[SELECTED TEXT]:
Pattern: Break away from the model of monolithic data stores, and adopt a model of federated data.

Over the last 30 years, enterprises have moved towards data consolidation. That is they have moved from multiple data-processing systems to OLTP databases to single ERP instances. However, it is difficult ever to get to a single ERP instance and maintain it. Some of the reasons for this lie in the normal way in which business is conducted nowadays. For example, mergers, acquisitions, globalization, matrixed organizational structures, and outsourcing all have a tendency to pull data apart. A combination of service orientation and the BDC provides a way to manage this distribution of data. SOA discussions typically revolve around messaging, but there are important issues around how data is used by services such as: How does data flow between services? How are messages defined? What data is shared? How is data inside a service different from data outside a service? How is data represented inside and outside services?

Pattern: Treat data inside services differently from data outside services.

Typically, data outside services should just be messages that are passing from one service to another; while data inside a service is private to that service, bounded by transactions, and encapsulated by service code. Usually, transactions take a database from one consistent state to another. However, ensuring data consistency across services is hard. For example, services deal with data in the present, but data on the outside exists in the past. Maintaining shared collections of data across services can be hugely challenging, and distributed transactions are not the answer for a loosely coupled and service-oriented world. Pat Helland looks at this problem in the article "Data on the Outside vs. Data on the Inside," in the MSDN Library, and studies the implication that data must be segmented into different types and treated differently. For example:

  • Reference (or Master) data (such as a product catalog)—This data can be used to create service requests in a format interpretable by all parties. This data can be replicated and cached multiple times, because it doesn't have to be 100 percent consistent. For example, it might be OK to order parts in April from a March catalog. However, reference data does need to have a stable identifier, so that it can be referenced by a service request (for example, Item 23 in the March 2005 catalog). These entities are usually not dependent on other entities (such as through foreign key relationships). Typically, updates to this data are infrequent and tightly controlled to prevent synchronization problems arising from replication.

[DATA PROVIDED]:

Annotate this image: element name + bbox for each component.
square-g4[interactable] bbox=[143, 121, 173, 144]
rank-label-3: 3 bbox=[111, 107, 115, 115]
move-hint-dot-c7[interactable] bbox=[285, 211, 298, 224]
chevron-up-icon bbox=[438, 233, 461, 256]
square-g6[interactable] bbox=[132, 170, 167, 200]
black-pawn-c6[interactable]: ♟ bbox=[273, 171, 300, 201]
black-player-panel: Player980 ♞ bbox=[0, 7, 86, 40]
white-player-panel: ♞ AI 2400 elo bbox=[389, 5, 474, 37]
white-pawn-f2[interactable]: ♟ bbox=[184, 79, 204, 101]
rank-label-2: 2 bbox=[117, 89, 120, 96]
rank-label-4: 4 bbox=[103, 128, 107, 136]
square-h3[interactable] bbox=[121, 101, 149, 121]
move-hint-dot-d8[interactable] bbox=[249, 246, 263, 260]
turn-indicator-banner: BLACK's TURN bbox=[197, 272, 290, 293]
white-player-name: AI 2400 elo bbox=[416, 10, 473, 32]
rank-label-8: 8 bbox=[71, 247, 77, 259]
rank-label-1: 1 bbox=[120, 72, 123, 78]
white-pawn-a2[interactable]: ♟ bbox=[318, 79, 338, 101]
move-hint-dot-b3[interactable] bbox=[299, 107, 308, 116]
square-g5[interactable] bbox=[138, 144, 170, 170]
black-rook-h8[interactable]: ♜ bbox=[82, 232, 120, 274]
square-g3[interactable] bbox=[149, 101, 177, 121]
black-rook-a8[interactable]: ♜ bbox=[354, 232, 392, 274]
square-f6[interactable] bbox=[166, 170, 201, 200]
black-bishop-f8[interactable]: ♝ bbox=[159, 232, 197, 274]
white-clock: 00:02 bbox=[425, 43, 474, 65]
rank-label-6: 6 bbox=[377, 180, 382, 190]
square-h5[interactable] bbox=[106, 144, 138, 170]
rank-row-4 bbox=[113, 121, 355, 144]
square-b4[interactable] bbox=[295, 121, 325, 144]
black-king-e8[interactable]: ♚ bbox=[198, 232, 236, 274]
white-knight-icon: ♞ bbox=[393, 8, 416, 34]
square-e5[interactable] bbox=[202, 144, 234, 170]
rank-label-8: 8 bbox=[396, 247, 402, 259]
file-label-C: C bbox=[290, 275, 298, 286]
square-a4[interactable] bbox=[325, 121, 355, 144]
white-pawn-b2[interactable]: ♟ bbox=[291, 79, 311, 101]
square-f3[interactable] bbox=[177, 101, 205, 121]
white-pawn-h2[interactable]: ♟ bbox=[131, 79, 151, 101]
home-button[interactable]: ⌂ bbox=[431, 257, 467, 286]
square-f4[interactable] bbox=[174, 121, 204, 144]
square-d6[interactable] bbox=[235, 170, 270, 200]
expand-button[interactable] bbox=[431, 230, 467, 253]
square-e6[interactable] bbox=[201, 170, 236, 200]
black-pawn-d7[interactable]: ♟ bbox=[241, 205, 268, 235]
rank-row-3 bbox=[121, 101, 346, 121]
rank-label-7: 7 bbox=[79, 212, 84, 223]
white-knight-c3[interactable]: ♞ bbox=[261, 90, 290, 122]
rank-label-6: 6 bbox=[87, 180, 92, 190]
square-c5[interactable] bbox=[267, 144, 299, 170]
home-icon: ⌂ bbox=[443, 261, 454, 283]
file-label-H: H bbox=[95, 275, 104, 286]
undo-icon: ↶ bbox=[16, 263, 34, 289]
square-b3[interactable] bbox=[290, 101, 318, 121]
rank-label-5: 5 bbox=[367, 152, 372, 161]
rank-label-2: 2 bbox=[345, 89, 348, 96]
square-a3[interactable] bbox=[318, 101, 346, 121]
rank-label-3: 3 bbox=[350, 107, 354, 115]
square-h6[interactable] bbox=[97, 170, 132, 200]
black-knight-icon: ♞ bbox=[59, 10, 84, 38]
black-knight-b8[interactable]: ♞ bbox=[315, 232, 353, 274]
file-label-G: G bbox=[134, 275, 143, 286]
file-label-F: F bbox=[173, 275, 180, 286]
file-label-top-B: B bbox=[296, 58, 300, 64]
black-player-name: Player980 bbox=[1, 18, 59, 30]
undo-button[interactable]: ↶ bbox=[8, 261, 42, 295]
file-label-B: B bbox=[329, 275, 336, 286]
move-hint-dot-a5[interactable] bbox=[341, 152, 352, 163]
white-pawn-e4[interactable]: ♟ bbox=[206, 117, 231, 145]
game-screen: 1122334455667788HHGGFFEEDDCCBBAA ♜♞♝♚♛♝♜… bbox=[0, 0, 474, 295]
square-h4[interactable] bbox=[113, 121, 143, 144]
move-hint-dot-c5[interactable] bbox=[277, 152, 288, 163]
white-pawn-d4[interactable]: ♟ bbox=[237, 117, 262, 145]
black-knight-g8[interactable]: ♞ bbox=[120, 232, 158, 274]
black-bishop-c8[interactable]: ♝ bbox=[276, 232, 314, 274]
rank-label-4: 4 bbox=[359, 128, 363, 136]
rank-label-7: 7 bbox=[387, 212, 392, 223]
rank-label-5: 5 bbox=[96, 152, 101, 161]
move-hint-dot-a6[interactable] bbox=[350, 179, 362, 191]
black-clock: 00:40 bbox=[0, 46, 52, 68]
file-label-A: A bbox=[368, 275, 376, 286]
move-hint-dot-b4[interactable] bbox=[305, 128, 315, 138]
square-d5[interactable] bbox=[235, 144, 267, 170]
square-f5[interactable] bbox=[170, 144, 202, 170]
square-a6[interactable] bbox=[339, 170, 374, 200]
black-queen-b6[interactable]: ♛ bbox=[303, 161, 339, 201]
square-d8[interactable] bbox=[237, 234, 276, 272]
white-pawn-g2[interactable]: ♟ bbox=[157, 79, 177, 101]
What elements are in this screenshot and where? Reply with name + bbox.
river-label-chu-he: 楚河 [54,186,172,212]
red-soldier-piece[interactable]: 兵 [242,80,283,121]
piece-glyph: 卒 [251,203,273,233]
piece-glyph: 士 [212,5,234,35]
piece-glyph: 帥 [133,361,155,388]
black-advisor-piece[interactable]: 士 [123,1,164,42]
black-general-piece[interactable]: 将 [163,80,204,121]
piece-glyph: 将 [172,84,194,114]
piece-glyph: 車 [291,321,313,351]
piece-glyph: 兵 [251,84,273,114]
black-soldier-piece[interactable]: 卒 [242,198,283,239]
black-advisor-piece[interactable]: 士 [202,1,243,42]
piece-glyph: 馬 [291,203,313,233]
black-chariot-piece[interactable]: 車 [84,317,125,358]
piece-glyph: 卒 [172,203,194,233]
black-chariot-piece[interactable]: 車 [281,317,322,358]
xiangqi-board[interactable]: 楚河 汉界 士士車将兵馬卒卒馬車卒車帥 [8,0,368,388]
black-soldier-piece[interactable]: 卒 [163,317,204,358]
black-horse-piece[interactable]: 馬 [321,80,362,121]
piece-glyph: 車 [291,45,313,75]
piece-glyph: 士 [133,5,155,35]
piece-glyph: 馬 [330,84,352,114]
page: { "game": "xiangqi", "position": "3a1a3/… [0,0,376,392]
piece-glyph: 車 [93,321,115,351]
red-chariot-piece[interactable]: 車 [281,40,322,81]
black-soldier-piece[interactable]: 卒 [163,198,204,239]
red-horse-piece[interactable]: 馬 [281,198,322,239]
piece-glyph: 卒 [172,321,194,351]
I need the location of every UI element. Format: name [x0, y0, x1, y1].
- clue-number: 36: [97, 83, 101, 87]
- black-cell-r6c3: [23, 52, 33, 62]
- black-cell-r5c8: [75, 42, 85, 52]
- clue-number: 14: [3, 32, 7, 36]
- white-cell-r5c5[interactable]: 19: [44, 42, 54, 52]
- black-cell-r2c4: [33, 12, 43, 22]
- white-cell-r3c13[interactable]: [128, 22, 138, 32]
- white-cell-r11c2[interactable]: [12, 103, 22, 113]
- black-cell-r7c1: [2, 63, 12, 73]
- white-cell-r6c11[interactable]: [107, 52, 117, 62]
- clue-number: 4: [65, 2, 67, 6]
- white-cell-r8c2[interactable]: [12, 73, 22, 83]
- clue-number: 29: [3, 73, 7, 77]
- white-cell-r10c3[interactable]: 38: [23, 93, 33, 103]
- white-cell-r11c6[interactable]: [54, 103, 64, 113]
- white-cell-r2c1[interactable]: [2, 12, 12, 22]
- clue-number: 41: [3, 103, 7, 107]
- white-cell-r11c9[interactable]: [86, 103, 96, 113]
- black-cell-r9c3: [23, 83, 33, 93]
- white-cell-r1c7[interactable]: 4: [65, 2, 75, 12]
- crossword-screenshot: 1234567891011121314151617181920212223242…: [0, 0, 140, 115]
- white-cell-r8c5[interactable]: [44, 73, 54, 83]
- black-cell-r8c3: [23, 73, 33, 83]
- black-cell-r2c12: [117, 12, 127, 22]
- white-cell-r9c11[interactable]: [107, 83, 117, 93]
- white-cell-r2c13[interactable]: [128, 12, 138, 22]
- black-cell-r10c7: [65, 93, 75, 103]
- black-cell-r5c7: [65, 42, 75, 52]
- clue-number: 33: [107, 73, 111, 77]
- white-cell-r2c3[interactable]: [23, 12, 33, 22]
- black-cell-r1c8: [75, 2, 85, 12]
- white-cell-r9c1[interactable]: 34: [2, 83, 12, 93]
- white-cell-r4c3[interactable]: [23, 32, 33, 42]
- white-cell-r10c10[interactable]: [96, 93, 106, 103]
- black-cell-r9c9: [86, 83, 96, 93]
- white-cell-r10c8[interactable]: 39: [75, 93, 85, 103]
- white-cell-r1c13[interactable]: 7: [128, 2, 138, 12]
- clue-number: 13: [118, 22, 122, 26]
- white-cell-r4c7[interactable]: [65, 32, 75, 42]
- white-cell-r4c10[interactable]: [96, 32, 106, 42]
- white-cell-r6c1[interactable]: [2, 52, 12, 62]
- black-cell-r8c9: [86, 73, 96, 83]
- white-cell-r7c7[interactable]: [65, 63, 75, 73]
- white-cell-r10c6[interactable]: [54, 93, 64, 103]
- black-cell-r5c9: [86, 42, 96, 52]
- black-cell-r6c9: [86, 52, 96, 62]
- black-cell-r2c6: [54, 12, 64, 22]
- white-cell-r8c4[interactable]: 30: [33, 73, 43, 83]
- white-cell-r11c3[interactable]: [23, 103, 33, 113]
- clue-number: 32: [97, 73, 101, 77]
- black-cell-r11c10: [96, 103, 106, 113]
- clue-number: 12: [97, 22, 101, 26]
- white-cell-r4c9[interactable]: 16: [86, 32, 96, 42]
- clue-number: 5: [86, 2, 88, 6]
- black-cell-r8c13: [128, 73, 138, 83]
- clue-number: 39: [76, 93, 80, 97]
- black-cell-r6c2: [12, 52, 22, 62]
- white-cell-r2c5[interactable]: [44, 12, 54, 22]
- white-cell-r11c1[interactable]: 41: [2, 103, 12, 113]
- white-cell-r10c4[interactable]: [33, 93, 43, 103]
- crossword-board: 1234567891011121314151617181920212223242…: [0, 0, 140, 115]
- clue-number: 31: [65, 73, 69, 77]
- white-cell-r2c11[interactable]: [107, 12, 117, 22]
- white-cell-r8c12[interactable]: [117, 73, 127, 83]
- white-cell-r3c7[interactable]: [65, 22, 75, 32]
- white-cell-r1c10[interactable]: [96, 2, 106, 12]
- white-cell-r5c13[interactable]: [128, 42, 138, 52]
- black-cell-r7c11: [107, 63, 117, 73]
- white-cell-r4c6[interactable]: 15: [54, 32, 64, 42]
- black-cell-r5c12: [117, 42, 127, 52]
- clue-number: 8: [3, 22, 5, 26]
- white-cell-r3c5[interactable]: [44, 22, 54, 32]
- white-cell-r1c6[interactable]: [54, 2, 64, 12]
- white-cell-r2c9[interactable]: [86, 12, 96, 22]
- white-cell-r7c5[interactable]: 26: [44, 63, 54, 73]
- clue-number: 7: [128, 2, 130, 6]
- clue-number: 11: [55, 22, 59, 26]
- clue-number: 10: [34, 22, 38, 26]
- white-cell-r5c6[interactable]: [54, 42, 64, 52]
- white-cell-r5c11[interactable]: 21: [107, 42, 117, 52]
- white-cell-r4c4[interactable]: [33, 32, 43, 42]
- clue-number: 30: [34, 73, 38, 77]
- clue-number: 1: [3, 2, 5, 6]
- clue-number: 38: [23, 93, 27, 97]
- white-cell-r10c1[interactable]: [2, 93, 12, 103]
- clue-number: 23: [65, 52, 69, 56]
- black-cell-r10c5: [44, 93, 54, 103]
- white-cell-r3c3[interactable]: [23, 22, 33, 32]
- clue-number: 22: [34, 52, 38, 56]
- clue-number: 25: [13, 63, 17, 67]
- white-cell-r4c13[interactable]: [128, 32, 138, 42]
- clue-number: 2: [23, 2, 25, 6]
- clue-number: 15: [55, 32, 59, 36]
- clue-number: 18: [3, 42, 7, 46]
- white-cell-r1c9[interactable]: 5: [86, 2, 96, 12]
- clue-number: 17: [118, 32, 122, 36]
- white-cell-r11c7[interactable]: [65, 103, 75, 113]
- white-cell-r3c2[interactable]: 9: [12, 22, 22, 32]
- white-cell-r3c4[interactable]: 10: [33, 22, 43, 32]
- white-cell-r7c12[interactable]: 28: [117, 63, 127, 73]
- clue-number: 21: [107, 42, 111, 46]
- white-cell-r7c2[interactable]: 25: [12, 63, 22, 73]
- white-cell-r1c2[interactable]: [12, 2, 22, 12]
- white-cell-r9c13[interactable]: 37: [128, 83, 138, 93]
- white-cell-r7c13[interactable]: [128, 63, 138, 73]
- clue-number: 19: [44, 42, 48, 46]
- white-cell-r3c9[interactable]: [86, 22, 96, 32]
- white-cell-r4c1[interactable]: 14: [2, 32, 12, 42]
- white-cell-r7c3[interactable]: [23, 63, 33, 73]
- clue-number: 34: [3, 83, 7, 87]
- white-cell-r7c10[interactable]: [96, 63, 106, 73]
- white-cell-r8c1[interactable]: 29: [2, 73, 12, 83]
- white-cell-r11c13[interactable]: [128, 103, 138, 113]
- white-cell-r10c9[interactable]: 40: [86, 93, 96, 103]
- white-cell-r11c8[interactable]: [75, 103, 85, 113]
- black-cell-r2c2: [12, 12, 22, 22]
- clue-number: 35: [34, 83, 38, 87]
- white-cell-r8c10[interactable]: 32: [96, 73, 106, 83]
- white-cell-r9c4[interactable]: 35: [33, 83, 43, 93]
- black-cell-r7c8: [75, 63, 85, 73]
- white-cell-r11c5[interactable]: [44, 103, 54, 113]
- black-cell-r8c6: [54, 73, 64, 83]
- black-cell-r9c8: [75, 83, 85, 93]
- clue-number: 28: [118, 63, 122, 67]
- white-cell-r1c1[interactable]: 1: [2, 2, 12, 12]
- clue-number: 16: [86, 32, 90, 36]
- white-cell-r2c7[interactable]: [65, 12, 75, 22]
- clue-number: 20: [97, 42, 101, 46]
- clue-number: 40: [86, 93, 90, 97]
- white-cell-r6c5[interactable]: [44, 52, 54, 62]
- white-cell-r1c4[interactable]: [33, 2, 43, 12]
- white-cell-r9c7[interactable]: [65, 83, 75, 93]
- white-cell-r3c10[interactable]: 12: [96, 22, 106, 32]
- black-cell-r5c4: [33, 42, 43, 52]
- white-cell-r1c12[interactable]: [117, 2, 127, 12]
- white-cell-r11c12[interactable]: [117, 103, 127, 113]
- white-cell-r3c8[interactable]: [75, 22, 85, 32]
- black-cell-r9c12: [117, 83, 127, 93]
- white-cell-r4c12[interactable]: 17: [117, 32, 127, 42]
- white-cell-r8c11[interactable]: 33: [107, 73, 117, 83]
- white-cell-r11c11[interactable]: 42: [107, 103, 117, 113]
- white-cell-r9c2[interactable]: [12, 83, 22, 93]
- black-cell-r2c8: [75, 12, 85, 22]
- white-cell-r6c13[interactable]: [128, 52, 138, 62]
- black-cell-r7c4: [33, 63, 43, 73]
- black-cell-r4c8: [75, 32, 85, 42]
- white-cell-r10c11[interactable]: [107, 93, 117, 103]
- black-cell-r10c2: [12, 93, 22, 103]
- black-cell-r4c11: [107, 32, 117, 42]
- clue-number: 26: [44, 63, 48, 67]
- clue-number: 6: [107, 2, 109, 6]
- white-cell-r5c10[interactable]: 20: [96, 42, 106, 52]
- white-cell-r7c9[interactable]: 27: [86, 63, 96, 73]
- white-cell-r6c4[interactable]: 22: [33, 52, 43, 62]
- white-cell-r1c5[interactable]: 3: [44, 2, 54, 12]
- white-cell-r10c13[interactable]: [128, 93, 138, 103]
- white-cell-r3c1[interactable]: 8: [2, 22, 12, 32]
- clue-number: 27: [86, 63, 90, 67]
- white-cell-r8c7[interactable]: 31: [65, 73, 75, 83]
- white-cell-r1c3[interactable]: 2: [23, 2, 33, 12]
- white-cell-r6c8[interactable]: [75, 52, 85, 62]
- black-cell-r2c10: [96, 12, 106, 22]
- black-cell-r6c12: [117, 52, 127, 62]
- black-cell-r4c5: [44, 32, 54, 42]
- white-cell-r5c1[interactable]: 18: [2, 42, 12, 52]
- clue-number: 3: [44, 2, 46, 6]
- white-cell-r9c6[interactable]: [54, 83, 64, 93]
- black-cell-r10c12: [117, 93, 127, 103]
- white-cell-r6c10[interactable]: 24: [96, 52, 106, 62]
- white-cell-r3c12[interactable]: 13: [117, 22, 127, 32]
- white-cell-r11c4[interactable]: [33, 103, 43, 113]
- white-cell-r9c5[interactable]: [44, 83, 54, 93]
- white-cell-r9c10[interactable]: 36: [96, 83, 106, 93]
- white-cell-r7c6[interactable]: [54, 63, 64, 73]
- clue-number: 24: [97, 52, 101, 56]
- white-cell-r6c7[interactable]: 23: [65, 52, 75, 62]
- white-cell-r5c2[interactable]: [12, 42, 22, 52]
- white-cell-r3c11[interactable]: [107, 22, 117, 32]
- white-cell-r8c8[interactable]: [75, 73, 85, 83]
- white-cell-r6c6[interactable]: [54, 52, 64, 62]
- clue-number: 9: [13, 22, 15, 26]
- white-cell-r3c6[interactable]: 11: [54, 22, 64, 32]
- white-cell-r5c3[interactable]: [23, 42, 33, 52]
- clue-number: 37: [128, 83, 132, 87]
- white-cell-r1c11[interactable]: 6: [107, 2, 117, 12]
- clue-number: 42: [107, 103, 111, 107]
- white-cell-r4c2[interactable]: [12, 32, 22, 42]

[EXERCISE AIM]: Reproduce word for word the full passage above on federated data and on data inside and outside services.

[TASK OUTPUT]:
Pattern: Break away from the model of monolithic data stores, and adopt a model of federated data.

Over the last 30 years, enterprises have moved towards data consolidation. That is they have moved from multiple data-processing systems to OLTP databases to single ERP instances. However, it is difficult ever to get to a single ERP instance and maintain it. Some of the reasons for this lie in the normal way in which business is conducted nowadays. For example, mergers, acquisitions, globalization, matrixed organizational structures, and outsourcing all have a tendency to pull data apart. A combination of service orientation and the BDC provides a way to manage this distribution of data. SOA discussions typically revolve around messaging, but there are important issues around how data is used by services such as: How does data flow between services? How are messages defined? What data is shared? How is data inside a service different from data outside a service? How is data represented inside and outside services?

Pattern: Treat data inside services differently from data outside services.

Typically, data outside services should just be messages that are passing from one service to another; while data inside a service is private to that service, bounded by transactions, and encapsulated by service code. Usually, transactions take a database from one consistent state to another. However, ensuring data consistency across services is hard. For example, services deal with data in the present, but data on the outside exists in the past. Maintaining shared collections of data across services can be hugely challenging, and distributed transactions are not the answer for a loosely coupled and service-oriented world. Pat Helland looks at this problem in the article "Data on the Outside vs. Data on the Inside," in the MSDN Library, and studies the implication that data must be segmented into different types and treated differently. For example:

  • Reference (or Master) data (such as a product catalog)—This data can be used to create service requests in a format interpretable by all parties. This data can be replicated and cached multiple times, because it doesn't have to be 100 percent consistent. For example, it might be OK to order parts in April from a March catalog. However, reference data does need to have a stable identifier, so that it can be referenced by a service request (for example, Item 23 in the March 2005 catalog). These entities are usually not dependent on other entities (such as through foreign key relationships). Typically, updates to this data are infrequent and tightly controlled to prevent synchronization problems arising from replication.